▸ EXERCISE TASK A: Please rewrite the records between the line containing "model-label: MODEL xyxy=(8,87,66,104)" and the line containing "temp-value: $-40 +120^0C$", inclusive, swapping "row-divider" for "row-separator" and changing nothing else. Return only those lines.

▸ SELECTED EXTRACT:
This exercise also gave me my first experience with 3M's 4200 Fast Cure goop. I've chosen 4200 because 5200 is too permanent; I want to be able to undo it at a future date. All deck hardware and attachments will be sealed with 4200, and the centerboard pennant block and pin was an excellent starting point. I learned that the moniker "Fast Cure" means that it starts curing immediately after you purchase it at the chandlery. After buying the larger tube and having it solidify on me after the first application, I bought the smaller tube that has a screw cap so you can seal it back up. Much better.
After some thought on the subject, my plan for the centerboard pin was to eliminate any electrolysis caused by connecting dissimiliar metals in salt water. So I seized upon the idea of using an aluminum bushing between the centerboard and the stainless steel bolt that would hold the whole thing in place. A piece of aluminum conduit did the trick.
Here is the centerboard in its entirety followed by a closeup view of the bushing and centerpin hole. Notice also how the leading edge looks after having been rounded off.
Now came the really tricky part. After enlisting the help of my bride to install the pennant block inside the case, I was ready to put the board in. Well, let me put it this way: I was ready but the case was not. After struggling to get the board over the slot, it wouldn't go. "Doctor," I thought, "I'm feeling a severe pain in my chest." The board is 1/2" thick; the case is 3/4" wide. But my exuberance in sealing the end grain of the bottom sheet of ply made the slot much narrower. Less than 1/2". Out came my dremel tool and a-sanding I did go. Any exposed wood I had to re-seal with epoxy, so a week later I was ready to try again. This time it went in, but it soon started to bind with sounds of mangling wood. "Doctor," I thought, "Everything's fading to black!" The pennant cable shackle was not following the planned groove in the trunk (see Constr. I, barely visible in the last picture), so I had to move the attachment. Of course, more wood to re-seal. A week later a friend helped me maneuver the whole thing in place and install the pin/bushing. Then, the moment of reckoning was at hand. Slowly I let the whole thing slide down, and it did so with no complaints until it was all the way in! Well, almost, that is. It still sticks out about 3" on the aft end, probably because it is bumping into something like the pennant block guards I made. I don't mind at this point. "Doctor, I'm alive!"

▸ INFORMATION SHOWN:
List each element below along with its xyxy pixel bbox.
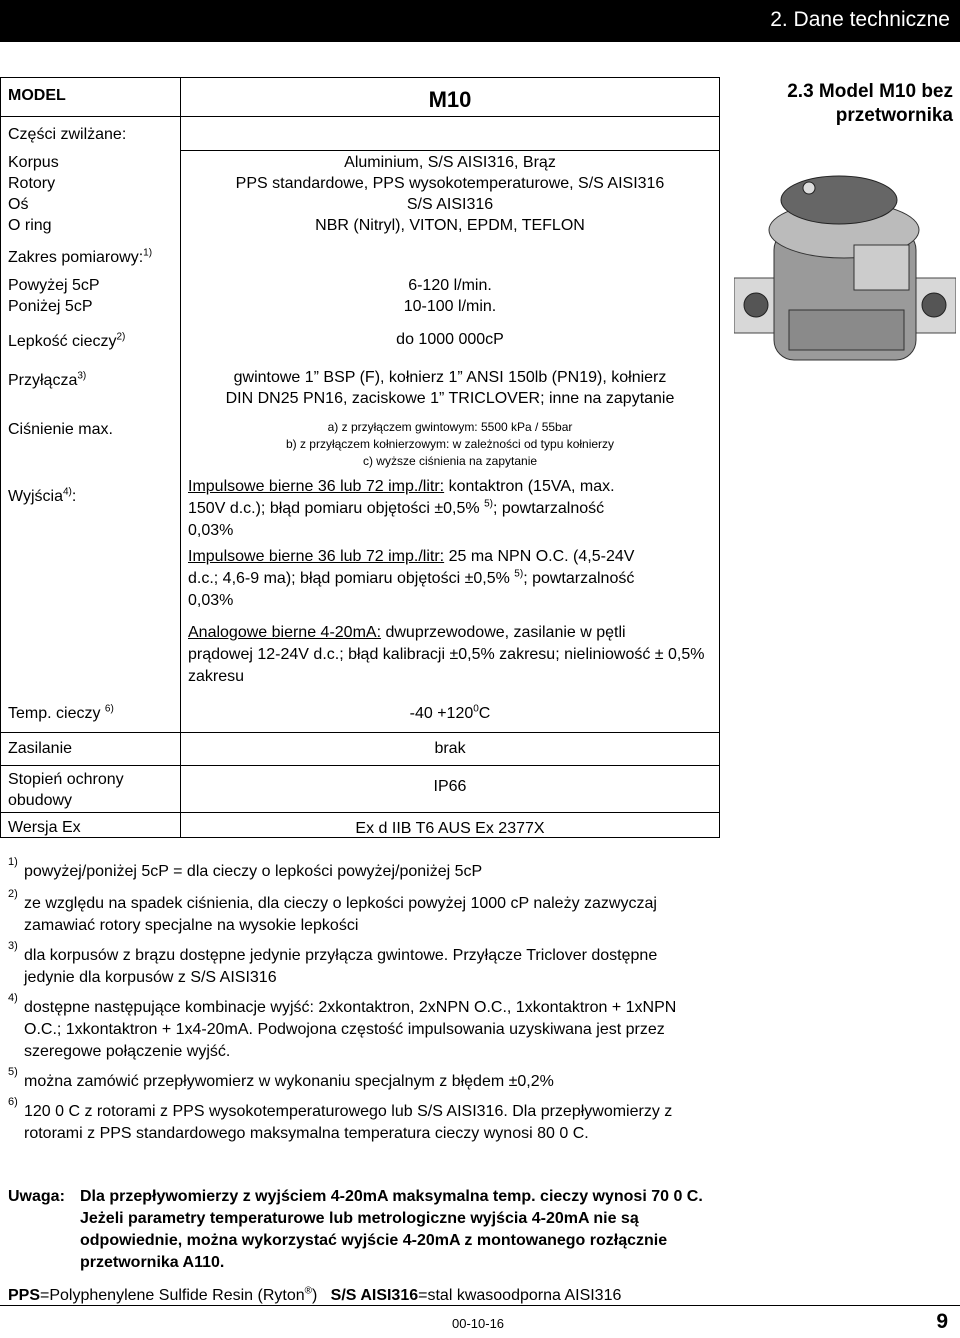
model-label: MODEL xyxy=(8,87,66,104)
footnote-2-num: 2) xyxy=(8,888,18,900)
footnote-1: powyżej/poniżej 5cP = dla cieczy o lepkości powyżej/poniżej 5cP xyxy=(24,863,483,880)
row-divider xyxy=(0,765,720,766)
definitions: PPS=Polyphenylene Sulfide Resin (Ryton®) S/S AISI316=stal kwasoodporna AISI316 xyxy=(8,1285,622,1304)
powyzej-value: 6-120 l/min. xyxy=(408,277,492,294)
row-divider xyxy=(0,116,720,117)
footer-rule xyxy=(0,1305,960,1306)
note-text: Dla przepływomierzy z wyjściem 4-20mA maksymalna temp. cieczy wynosi 70 0 C. Jeżeli parametry temperaturowe lub metrologiczne wyjścia 4-20mA nie są odpowiednie, można wykorzystać wyjście 4-20mA z montowanego rozłącznie przetwornika A110. xyxy=(80,1188,703,1271)
stopien-label-2: obudowy xyxy=(8,792,73,809)
przylacza-value-2: DIN DN25 PN16, zaciskowe 1” TRICLOVER; inne na zapytanie xyxy=(225,390,675,407)
rotory-value: PPS standardowe, PPS wysokotemperaturowe, S/S AISI316 xyxy=(235,175,665,192)
output-npn: Impulsowe bierne 36 lub 72 imp./litr: 25 ma NPN O.C. (4,5-24V d.c.; 4,6-9 ma); błąd pomiaru objętości ±0,5% $^{5)}$; powtarzalność 0,03% xyxy=(188,548,635,609)
powyzej-label: Powyżej 5cP xyxy=(8,277,100,294)
zasilanie-value: brak xyxy=(434,740,466,757)
przylacza-value-1: gwintowe 1” BSP (F), kołnierz 1” ANSI 150lb (PN19), kołnierz xyxy=(233,369,667,386)
oring-label: O ring xyxy=(8,217,52,234)
lepkosc-value: do 1000 000cP xyxy=(396,331,504,348)
temp-label: Temp. cieczy $^{6)}$ xyxy=(8,703,114,722)
ponizej-label: Poniżej 5cP xyxy=(8,298,93,315)
flowmeter-image xyxy=(734,160,956,370)
footnote-5: można zamówić przepływomierz w wykonaniu specjalnym z błędem ±0,2% xyxy=(24,1073,554,1090)
model-value: M10 xyxy=(428,87,472,112)
zakres-label: Zakres pomiarowy:$^{1)}$ xyxy=(8,247,153,266)
row-divider xyxy=(180,150,720,151)
temp-value: $-40 +120^0C$ xyxy=(409,703,491,722)
cisnienie-value-c: c) wyższe ciśnienia na zapytanie xyxy=(362,454,538,468)
korpus-value: Aluminium, S/S AISI316, Brąz xyxy=(344,154,556,171)
ponizej-value: 10-100 l/min. xyxy=(403,298,497,315)
footnote-4: dostępne następujące kombinacje wyjść: 2xkontaktron, 2xNPN O.C., 1xkontaktron + 1xNPN O.C.; 1xkontaktron + 1x4-20mA. Podwojona częstość impulsowania uzyskiwana jest przez szeregowe połączenie wyjść. xyxy=(24,999,677,1060)
section-title: 2. Dane techniczne xyxy=(770,8,950,31)
footnote-2: ze względu na spadek ciśnienia, dla cieczy o lepkości powyżej 1000 cP należy zazwyczaj zamawiać rotory specjalne na wysokie lepkości xyxy=(24,895,657,934)
row-divider xyxy=(0,732,720,733)
stopien-label-1: Stopień ochrony xyxy=(8,771,124,788)
side-title: 2.3 Model M10 bez przetwornika xyxy=(787,81,953,126)
oring-value: NBR (Nitryl), VITON, EPDM, TEFLON xyxy=(315,217,585,234)
cisnienie-label: Ciśnienie max. xyxy=(8,421,113,438)
row-divider xyxy=(0,812,720,813)
wetted-label: Części zwilżane: xyxy=(8,126,127,143)
stopien-value: IP66 xyxy=(433,778,467,795)
cisnienie-value-a: a) z przyłączem gwintowym: 5500 kPa / 55bar xyxy=(327,420,573,434)
wersja-label: Wersja Ex xyxy=(8,819,81,836)
wyjscia-label: Wyjścia$^{4)}$: xyxy=(8,486,77,505)
page-number: 9 xyxy=(936,1310,948,1333)
wersja-value: Ex d IIB T6 AUS Ex 2377X xyxy=(355,820,545,837)
rotory-label: Rotory xyxy=(8,175,56,192)
output-analog: Analogowe bierne 4-20mA: dwuprzewodowe, zasilanie w pętli prądowej 12-24V d.c.; błąd kalibracji ±0,5% zakresu; nieliniowość ± 0,5% zakresu xyxy=(188,624,705,685)
footnote-3: dla korpusów z brązu dostępne jedynie przyłącza gwintowe. Przyłącze Triclover dostępne jedynie dla korpusów z S/S AISI316 xyxy=(24,947,658,986)
note-label: Uwaga: xyxy=(8,1188,65,1205)
footnote-6: 120 0 C z rotorami z PPS wysokotemperaturowego lub S/S AISI316. Dla przepływomierzy z rotorami z PPS standardowego maksymalna temperatura cieczy wynosi 80 0 C. xyxy=(24,1103,673,1142)
os-label: Oś xyxy=(8,196,29,213)
footnote-3-num: 3) xyxy=(8,940,18,952)
os-value: S/S AISI316 xyxy=(406,196,494,213)
lepkosc-label: Lepkość cieczy$^{2)}$ xyxy=(8,331,126,350)
cisnienie-value-b: b) z przyłączem kołnierzowym: w zależności od typu kołnierzy xyxy=(285,437,615,451)
zasilanie-label: Zasilanie xyxy=(8,740,73,757)
footnote-1-num: 1) xyxy=(8,856,18,868)
footnote-6-num: 6) xyxy=(8,1096,18,1108)
output-contact: Impulsowe bierne 36 lub 72 imp./litr: kontaktron (15VA, max. 150V d.c.); błąd pomiaru objętości ±0,5% $^{5)}$; powtarzalność 0,03% xyxy=(188,478,615,539)
footnote-5-num: 5) xyxy=(8,1066,18,1078)
przylacza-label: Przyłącza$^{3)}$ xyxy=(8,370,87,389)
footer-date: 00-10-16 xyxy=(452,1316,505,1331)
footnote-4-num: 4) xyxy=(8,992,18,1004)
korpus-label: Korpus xyxy=(8,154,59,171)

▸ EXERCISE TASK B: Copy the passage of the centerboard write-up between "This exercise also" and "up. Much better.", inclusive, word for word.

▸ COMPLETE RESPONSE A:
model-label: MODEL xyxy=(8,87,66,104)
footnote-2-num: 2) xyxy=(8,888,18,900)
footnote-1: powyżej/poniżej 5cP = dla cieczy o lepkości powyżej/poniżej 5cP xyxy=(24,863,483,880)
row-separator xyxy=(0,765,720,766)
definitions: PPS=Polyphenylene Sulfide Resin (Ryton®) S/S AISI316=stal kwasoodporna AISI316 xyxy=(8,1285,622,1304)
powyzej-value: 6-120 l/min. xyxy=(408,277,492,294)
row-separator xyxy=(0,116,720,117)
footer-rule xyxy=(0,1305,960,1306)
note-text: Dla przepływomierzy z wyjściem 4-20mA maksymalna temp. cieczy wynosi 70 0 C. Jeżeli parametry temperaturowe lub metrologiczne wyjścia 4-20mA nie są odpowiednie, można wykorzystać wyjście 4-20mA z montowanego rozłącznie przetwornika A110. xyxy=(80,1188,703,1271)
stopien-label-2: obudowy xyxy=(8,792,73,809)
przylacza-value-2: DIN DN25 PN16, zaciskowe 1” TRICLOVER; inne na zapytanie xyxy=(225,390,675,407)
rotory-value: PPS standardowe, PPS wysokotemperaturowe, S/S AISI316 xyxy=(235,175,665,192)
output-npn: Impulsowe bierne 36 lub 72 imp./litr: 25 ma NPN O.C. (4,5-24V d.c.; 4,6-9 ma); błąd pomiaru objętości ±0,5% $^{5)}$; powtarzalność 0,03% xyxy=(188,548,635,609)
powyzej-label: Powyżej 5cP xyxy=(8,277,100,294)
zasilanie-value: brak xyxy=(434,740,466,757)
przylacza-value-1: gwintowe 1” BSP (F), kołnierz 1” ANSI 150lb (PN19), kołnierz xyxy=(233,369,667,386)
oring-label: O ring xyxy=(8,217,52,234)
lepkosc-value: do 1000 000cP xyxy=(396,331,504,348)
temp-label: Temp. cieczy $^{6)}$ xyxy=(8,703,114,722)
ponizej-label: Poniżej 5cP xyxy=(8,298,93,315)
flowmeter-image xyxy=(734,160,956,370)
footnote-5: można zamówić przepływomierz w wykonaniu specjalnym z błędem ±0,2% xyxy=(24,1073,554,1090)
model-value: M10 xyxy=(428,87,472,112)
zakres-label: Zakres pomiarowy:$^{1)}$ xyxy=(8,247,153,266)
row-separator xyxy=(180,150,720,151)
temp-value: $-40 +120^0C$ xyxy=(409,703,491,722)

▸ COMPLETE RESPONSE B:
This exercise also gave me my first experience with 3M's 4200 Fast Cure goop. I've chosen 4200 because 5200 is too permanent; I want to be able to undo it at a future date. All deck hardware and attachments will be sealed with 4200, and the centerboard pennant block and pin was an excellent starting point. I learned that the moniker "Fast Cure" means that it starts curing immediately after you purchase it at the chandlery. After buying the larger tube and having it solidify on me after the first application, I bought the smaller tube that has a screw cap so you can seal it back up. Much better.